### Given task
Of all the lines here, how many include the string "Create"? Answer with the number only.

### Given information
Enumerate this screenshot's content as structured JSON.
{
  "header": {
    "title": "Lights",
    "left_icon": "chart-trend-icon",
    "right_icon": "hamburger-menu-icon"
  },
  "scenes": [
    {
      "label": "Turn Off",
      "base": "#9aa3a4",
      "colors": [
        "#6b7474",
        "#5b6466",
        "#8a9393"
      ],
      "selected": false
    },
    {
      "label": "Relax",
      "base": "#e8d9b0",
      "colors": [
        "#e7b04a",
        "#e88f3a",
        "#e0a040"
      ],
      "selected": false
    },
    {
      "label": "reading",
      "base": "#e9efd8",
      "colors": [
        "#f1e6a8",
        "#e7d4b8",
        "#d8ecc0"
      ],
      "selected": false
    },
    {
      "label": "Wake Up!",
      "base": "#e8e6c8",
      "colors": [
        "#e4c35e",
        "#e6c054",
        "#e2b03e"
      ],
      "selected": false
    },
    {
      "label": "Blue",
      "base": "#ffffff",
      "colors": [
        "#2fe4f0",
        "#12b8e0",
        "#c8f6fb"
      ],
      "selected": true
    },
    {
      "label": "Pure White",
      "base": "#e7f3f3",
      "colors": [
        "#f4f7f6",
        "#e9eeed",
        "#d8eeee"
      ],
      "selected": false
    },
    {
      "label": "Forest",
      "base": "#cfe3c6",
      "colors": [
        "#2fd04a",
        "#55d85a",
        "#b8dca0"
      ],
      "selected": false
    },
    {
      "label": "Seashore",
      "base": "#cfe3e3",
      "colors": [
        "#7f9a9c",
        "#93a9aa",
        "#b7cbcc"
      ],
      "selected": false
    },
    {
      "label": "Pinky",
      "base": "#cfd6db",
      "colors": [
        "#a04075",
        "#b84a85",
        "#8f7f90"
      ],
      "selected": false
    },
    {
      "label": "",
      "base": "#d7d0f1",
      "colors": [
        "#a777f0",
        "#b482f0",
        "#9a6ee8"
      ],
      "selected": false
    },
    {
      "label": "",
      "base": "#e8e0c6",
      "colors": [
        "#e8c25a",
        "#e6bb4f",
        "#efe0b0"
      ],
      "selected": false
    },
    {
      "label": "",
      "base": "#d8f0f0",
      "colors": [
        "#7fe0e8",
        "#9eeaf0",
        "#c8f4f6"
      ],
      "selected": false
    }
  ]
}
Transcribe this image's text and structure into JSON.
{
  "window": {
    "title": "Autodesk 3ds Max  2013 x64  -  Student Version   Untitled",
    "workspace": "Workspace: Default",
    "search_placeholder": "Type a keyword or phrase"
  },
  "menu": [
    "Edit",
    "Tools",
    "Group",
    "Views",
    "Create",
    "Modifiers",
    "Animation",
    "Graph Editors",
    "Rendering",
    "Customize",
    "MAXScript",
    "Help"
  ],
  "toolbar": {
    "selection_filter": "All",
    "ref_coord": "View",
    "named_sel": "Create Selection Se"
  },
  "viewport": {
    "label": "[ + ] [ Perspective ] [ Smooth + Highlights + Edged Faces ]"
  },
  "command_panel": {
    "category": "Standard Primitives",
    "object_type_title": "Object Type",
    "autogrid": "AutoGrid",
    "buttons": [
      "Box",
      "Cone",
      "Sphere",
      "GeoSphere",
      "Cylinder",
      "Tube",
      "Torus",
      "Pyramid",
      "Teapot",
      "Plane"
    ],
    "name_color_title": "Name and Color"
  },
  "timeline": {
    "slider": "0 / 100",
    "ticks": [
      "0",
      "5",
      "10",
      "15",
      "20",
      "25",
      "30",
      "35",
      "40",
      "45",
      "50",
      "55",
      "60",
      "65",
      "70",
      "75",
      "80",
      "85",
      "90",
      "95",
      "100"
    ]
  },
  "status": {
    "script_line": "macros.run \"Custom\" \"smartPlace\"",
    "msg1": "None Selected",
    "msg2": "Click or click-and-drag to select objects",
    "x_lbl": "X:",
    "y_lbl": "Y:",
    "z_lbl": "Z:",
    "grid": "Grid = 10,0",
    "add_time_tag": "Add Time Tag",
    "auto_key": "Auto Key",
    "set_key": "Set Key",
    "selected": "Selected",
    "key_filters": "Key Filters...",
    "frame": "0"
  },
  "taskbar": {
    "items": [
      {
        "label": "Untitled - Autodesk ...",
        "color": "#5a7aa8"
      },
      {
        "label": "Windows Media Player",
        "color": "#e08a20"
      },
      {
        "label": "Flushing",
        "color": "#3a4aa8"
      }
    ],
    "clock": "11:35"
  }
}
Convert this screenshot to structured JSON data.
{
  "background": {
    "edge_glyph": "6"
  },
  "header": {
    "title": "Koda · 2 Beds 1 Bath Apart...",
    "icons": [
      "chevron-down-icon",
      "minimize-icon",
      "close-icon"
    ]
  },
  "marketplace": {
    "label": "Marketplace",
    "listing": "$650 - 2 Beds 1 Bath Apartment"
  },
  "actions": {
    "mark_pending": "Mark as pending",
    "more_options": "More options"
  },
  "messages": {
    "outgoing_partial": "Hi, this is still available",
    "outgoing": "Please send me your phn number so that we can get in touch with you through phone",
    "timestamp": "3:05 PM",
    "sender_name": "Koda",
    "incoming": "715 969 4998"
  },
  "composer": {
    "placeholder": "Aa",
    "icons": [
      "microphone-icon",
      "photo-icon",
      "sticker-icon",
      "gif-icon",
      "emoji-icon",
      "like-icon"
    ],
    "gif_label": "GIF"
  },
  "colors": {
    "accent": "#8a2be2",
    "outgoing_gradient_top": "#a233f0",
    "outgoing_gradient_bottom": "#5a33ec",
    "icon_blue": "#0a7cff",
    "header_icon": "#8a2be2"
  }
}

### Final result
2